• [Data extract]
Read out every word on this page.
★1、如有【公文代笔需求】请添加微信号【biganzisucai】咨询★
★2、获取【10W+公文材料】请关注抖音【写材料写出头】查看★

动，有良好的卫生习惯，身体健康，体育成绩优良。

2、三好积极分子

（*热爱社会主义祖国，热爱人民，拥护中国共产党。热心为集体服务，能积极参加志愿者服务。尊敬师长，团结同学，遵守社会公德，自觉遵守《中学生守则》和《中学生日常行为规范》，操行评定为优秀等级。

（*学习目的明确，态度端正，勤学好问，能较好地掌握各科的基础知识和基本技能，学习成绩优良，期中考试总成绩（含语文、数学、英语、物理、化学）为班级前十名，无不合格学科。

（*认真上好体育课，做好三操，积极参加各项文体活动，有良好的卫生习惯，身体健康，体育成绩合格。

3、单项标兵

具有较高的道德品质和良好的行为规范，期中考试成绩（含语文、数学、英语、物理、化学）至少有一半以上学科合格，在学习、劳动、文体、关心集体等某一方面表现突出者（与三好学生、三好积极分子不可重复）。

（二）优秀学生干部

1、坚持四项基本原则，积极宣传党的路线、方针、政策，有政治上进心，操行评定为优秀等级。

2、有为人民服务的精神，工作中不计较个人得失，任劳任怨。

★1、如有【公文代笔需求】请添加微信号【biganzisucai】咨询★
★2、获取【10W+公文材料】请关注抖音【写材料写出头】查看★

• [Problem requirements] Please reproduce every line of the material word for word.

• [Answer for this exercise]
Read out every word on this page.
★1、如有【公文代笔需求】请添加微信号【biganzisucai】咨询★
★2、获取【10W+公文材料】请关注抖音【写材料写出头】查看★

动，有良好的卫生习惯，身体健康，体育成绩优良。

2、三好积极分子

（*热爱社会主义祖国，热爱人民，拥护中国共产党。热心为集体服务，能积极参加志愿者服务。尊敬师长，团结同学，遵守社会公德，自觉遵守《中学生守则》和《中学生日常行为规范》，操行评定为优秀等级。

（*学习目的明确，态度端正，勤学好问，能较好地掌握各科的基础知识和基本技能，学习成绩优良，期中考试总成绩（含语文、数学、英语、物理、化学）为班级前十名，无不合格学科。

（*认真上好体育课，做好三操，积极参加各项文体活动，有良好的卫生习惯，身体健康，体育成绩合格。

3、单项标兵

具有较高的道德品质和良好的行为规范，期中考试成绩（含语文、数学、英语、物理、化学）至少有一半以上学科合格，在学习、劳动、文体、关心集体等某一方面表现突出者（与三好学生、三好积极分子不可重复）。

（二）优秀学生干部

1、坚持四项基本原则，积极宣传党的路线、方针、政策，有政治上进心，操行评定为优秀等级。

2、有为人民服务的精神，工作中不计较个人得失，任劳任怨。

★1、如有【公文代笔需求】请添加微信号【biganzisucai】咨询★
★2、获取【10W+公文材料】请关注抖音【写材料写出头】查看★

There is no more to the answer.